[Source data]
start

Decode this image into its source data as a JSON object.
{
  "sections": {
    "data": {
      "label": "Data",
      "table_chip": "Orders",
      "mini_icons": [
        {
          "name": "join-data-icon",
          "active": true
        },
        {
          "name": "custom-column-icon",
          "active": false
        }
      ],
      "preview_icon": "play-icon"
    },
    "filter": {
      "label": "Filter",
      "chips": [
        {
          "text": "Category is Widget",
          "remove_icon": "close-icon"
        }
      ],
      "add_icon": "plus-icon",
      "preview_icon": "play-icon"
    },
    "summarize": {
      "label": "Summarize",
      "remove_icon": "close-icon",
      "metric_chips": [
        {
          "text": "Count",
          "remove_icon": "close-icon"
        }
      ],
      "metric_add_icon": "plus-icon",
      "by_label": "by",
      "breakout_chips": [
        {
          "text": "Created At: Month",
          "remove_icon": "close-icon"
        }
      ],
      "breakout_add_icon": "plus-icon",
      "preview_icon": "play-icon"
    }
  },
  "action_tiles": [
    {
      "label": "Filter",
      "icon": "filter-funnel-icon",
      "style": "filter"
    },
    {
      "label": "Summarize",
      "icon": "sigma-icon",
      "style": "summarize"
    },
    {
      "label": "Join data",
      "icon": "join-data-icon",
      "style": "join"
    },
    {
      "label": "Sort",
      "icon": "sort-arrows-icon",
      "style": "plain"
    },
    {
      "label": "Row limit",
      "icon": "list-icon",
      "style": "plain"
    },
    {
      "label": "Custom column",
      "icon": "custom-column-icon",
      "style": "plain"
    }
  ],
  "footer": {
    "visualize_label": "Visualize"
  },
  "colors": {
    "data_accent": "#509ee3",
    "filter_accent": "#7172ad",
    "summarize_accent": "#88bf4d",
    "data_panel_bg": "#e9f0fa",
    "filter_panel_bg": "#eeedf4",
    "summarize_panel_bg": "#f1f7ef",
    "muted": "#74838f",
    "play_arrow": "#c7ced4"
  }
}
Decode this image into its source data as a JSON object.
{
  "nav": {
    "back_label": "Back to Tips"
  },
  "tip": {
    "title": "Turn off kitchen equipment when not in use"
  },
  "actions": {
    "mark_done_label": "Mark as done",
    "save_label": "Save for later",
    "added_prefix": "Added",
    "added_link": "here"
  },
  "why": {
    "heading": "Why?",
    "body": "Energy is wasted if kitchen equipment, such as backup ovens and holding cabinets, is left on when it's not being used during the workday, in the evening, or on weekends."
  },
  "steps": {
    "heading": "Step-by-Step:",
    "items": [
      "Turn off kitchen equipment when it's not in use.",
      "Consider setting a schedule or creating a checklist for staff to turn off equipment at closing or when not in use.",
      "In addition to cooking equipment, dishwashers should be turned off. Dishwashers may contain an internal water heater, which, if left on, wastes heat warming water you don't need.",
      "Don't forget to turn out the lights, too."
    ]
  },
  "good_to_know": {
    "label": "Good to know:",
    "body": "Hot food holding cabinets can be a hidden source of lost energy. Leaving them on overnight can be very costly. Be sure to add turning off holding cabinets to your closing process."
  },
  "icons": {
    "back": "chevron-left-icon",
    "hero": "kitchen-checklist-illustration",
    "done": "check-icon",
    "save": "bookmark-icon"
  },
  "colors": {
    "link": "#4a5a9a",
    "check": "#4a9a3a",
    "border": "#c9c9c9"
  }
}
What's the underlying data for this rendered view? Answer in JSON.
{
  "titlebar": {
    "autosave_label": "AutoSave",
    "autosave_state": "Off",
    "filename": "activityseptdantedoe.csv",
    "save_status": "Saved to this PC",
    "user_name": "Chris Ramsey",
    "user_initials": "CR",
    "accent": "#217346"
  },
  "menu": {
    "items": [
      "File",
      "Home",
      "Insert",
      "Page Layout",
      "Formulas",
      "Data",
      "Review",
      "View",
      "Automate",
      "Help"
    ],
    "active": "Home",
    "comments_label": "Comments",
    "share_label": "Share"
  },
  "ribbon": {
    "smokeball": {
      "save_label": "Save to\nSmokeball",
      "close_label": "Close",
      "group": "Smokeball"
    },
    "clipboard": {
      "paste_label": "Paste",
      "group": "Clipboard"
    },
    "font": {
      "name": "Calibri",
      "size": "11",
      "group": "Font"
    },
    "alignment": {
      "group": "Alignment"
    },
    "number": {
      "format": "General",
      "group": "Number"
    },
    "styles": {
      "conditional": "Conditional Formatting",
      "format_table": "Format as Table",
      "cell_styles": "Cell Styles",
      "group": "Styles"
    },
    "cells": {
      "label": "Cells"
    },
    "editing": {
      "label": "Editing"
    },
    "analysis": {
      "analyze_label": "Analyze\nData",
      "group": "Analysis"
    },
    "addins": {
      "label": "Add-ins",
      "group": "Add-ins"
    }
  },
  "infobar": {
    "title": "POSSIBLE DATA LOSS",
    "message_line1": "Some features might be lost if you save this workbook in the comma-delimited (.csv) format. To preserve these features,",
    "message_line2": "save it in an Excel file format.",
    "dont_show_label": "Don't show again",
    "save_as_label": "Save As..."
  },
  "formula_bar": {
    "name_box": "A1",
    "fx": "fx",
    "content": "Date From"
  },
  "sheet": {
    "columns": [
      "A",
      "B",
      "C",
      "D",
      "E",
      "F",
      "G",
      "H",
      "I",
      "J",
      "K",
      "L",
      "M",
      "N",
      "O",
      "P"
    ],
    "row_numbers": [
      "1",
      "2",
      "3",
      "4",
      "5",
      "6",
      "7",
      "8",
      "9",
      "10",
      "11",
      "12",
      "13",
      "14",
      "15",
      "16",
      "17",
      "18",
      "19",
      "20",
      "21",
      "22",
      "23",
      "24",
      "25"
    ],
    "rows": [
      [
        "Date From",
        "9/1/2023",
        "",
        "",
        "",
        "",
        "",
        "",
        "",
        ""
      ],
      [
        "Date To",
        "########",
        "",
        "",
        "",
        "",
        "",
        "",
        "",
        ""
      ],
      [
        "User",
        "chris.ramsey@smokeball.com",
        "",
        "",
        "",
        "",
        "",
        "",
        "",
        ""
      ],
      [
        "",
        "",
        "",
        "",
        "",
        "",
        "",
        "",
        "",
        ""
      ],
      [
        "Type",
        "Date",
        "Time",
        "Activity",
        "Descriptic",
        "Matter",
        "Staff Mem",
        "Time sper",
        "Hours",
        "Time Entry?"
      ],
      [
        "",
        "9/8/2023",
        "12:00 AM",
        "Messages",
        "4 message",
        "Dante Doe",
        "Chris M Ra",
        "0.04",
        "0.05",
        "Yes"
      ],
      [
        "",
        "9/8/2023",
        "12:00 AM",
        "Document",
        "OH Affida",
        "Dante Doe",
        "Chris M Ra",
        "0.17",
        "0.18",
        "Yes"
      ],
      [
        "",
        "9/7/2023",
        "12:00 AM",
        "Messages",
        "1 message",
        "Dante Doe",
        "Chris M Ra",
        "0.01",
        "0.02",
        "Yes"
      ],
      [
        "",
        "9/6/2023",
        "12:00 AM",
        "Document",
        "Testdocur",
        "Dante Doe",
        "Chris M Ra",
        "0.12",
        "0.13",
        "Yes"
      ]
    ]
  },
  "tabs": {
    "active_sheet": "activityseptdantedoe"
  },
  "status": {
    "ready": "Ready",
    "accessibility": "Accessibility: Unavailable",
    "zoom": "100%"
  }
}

end

Print the listing above in its entirety, with every line exact.

→ Complete response:
Decode this image into its source data as a JSON object.
{
  "sections": {
    "data": {
      "label": "Data",
      "table_chip": "Orders",
      "mini_icons": [
        {
          "name": "join-data-icon",
          "active": true
        },
        {
          "name": "custom-column-icon",
          "active": false
        }
      ],
      "preview_icon": "play-icon"
    },
    "filter": {
      "label": "Filter",
      "chips": [
        {
          "text": "Category is Widget",
          "remove_icon": "close-icon"
        }
      ],
      "add_icon": "plus-icon",
      "preview_icon": "play-icon"
    },
    "summarize": {
      "label": "Summarize",
      "remove_icon": "close-icon",
      "metric_chips": [
        {
          "text": "Count",
          "remove_icon": "close-icon"
        }
      ],
      "metric_add_icon": "plus-icon",
      "by_label": "by",
      "breakout_chips": [
        {
          "text": "Created At: Month",
          "remove_icon": "close-icon"
        }
      ],
      "breakout_add_icon": "plus-icon",
      "preview_icon": "play-icon"
    }
  },
  "action_tiles": [
    {
      "label": "Filter",
      "icon": "filter-funnel-icon",
      "style": "filter"
    },
    {
      "label": "Summarize",
      "icon": "sigma-icon",
      "style": "summarize"
    },
    {
      "label": "Join data",
      "icon": "join-data-icon",
      "style": "join"
    },
    {
      "label": "Sort",
      "icon": "sort-arrows-icon",
      "style": "plain"
    },
    {
      "label": "Row limit",
      "icon": "list-icon",
      "style": "plain"
    },
    {
      "label": "Custom column",
      "icon": "custom-column-icon",
      "style": "plain"
    }
  ],
  "footer": {
    "visualize_label": "Visualize"
  },
  "colors": {
    "data_accent": "#509ee3",
    "filter_accent": "#7172ad",
    "summarize_accent": "#88bf4d",
    "data_panel_bg": "#e9f0fa",
    "filter_panel_bg": "#eeedf4",
    "summarize_panel_bg": "#f1f7ef",
    "muted": "#74838f",
    "play_arrow": "#c7ced4"
  }
}
Decode this image into its source data as a JSON object.
{
  "nav": {
    "back_label": "Back to Tips"
  },
  "tip": {
    "title": "Turn off kitchen equipment when not in use"
  },
  "actions": {
    "mark_done_label": "Mark as done",
    "save_label": "Save for later",
    "added_prefix": "Added",
    "added_link": "here"
  },
  "why": {
    "heading": "Why?",
    "body": "Energy is wasted if kitchen equipment, such as backup ovens and holding cabinets, is left on when it's not being used during the workday, in the evening, or on weekends."
  },
  "steps": {
    "heading": "Step-by-Step:",
    "items": [
      "Turn off kitchen equipment when it's not in use.",
      "Consider setting a schedule or creating a checklist for staff to turn off equipment at closing or when not in use.",
      "In addition to cooking equipment, dishwashers should be turned off. Dishwashers may contain an internal water heater, which, if left on, wastes heat warming water you don't need.",
      "Don't forget to turn out the lights, too."
    ]
  },
  "good_to_know": {
    "label": "Good to know:",
    "body": "Hot food holding cabinets can be a hidden source of lost energy. Leaving them on overnight can be very costly. Be sure to add turning off holding cabinets to your closing process."
  },
  "icons": {
    "back": "chevron-left-icon",
    "hero": "kitchen-checklist-illustration",
    "done": "check-icon",
    "save": "bookmark-icon"
  },
  "colors": {
    "link": "#4a5a9a",
    "check": "#4a9a3a",
    "border": "#c9c9c9"
  }
}
What's the underlying data for this rendered view? Answer in JSON.
{
  "titlebar": {
    "autosave_label": "AutoSave",
    "autosave_state": "Off",
    "filename": "activityseptdantedoe.csv",
    "save_status": "Saved to this PC",
    "user_name": "Chris Ramsey",
    "user_initials": "CR",
    "accent": "#217346"
  },
  "menu": {
    "items": [
      "File",
      "Home",
      "Insert",
      "Page Layout",
      "Formulas",
      "Data",
      "Review",
      "View",
      "Automate",
      "Help"
    ],
    "active": "Home",
    "comments_label": "Comments",
    "share_label": "Share"
  },
  "ribbon": {
    "smokeball": {
      "save_label": "Save to\nSmokeball",
      "close_label": "Close",
      "group": "Smokeball"
    },
    "clipboard": {
      "paste_label": "Paste",
      "group": "Clipboard"
    },
    "font": {
      "name": "Calibri",
      "size": "11",
      "group": "Font"
    },
    "alignment": {
      "group": "Alignment"
    },
    "number": {
      "format": "General",
      "group": "Number"
    },
    "styles": {
      "conditional": "Conditional Formatting",
      "format_table": "Format as Table",
      "cell_styles": "Cell Styles",
      "group": "Styles"
    },
    "cells": {
      "label": "Cells"
    },
    "editing": {
      "label": "Editing"
    },
    "analysis": {
      "analyze_label": "Analyze\nData",
      "group": "Analysis"
    },
    "addins": {
      "label": "Add-ins",
      "group": "Add-ins"
    }
  },
  "infobar": {
    "title": "POSSIBLE DATA LOSS",
    "message_line1": "Some features might be lost if you save this workbook in the comma-delimited (.csv) format. To preserve these features,",
    "message_line2": "save it in an Excel file format.",
    "dont_show_label": "Don't show again",
    "save_as_label": "Save As..."
  },
  "formula_bar": {
    "name_box": "A1",
    "fx": "fx",
    "content": "Date From"
  },
  "sheet": {
    "columns": [
      "A",
      "B",
      "C",
      "D",
      "E",
      "F",
      "G",
      "H",
      "I",
      "J",
      "K",
      "L",
      "M",
      "N",
      "O",
      "P"
    ],
    "row_numbers": [
      "1",
      "2",
      "3",
      "4",
      "5",
      "6",
      "7",
      "8",
      "9",
      "10",
      "11",
      "12",
      "13",
      "14",
      "15",
      "16",
      "17",
      "18",
      "19",
      "20",
      "21",
      "22",
      "23",
      "24",
      "25"
    ],
    "rows": [
      [
        "Date From",
        "9/1/2023",
        "",
        "",
        "",
        "",
        "",
        "",
        "",
        ""
      ],
      [
        "Date To",
        "########",
        "",
        "",
        "",
        "",
        "",
        "",
        "",
        ""
      ],
      [
        "User",
        "chris.ramsey@smokeball.com",
        "",
        "",
        "",
        "",
        "",
        "",
        "",
        ""
      ],
      [
        "",
        "",
        "",
        "",
        "",
        "",
        "",
        "",
        "",
        ""
      ],
      [
        "Type",
        "Date",
        "Time",
        "Activity",
        "Descriptic",
        "Matter",
        "Staff Mem",
        "Time sper",
        "Hours",
        "Time Entry?"
      ],
      [
        "",
        "9/8/2023",
        "12:00 AM",
        "Messages",
        "4 message",
        "Dante Doe",
        "Chris M Ra",
        "0.04",
        "0.05",
        "Yes"
      ],
      [
        "",
        "9/8/2023",
        "12:00 AM",
        "Document",
        "OH Affida",
        "Dante Doe",
        "Chris M Ra",
        "0.17",
        "0.18",
        "Yes"
      ],
      [
        "",
        "9/7/2023",
        "12:00 AM",
        "Messages",
        "1 message",
        "Dante Doe",
        "Chris M Ra",
        "0.01",
        "0.02",
        "Yes"
      ],
      [
        "",
        "9/6/2023",
        "12:00 AM",
        "Document",
        "Testdocur",
        "Dante Doe",
        "Chris M Ra",
        "0.12",
        "0.13",
        "Yes"
      ]
    ]
  },
  "tabs": {
    "active_sheet": "activityseptdantedoe"
  },
  "status": {
    "ready": "Ready",
    "accessibility": "Accessibility: Unavailable",
    "zoom": "100%"
  }
}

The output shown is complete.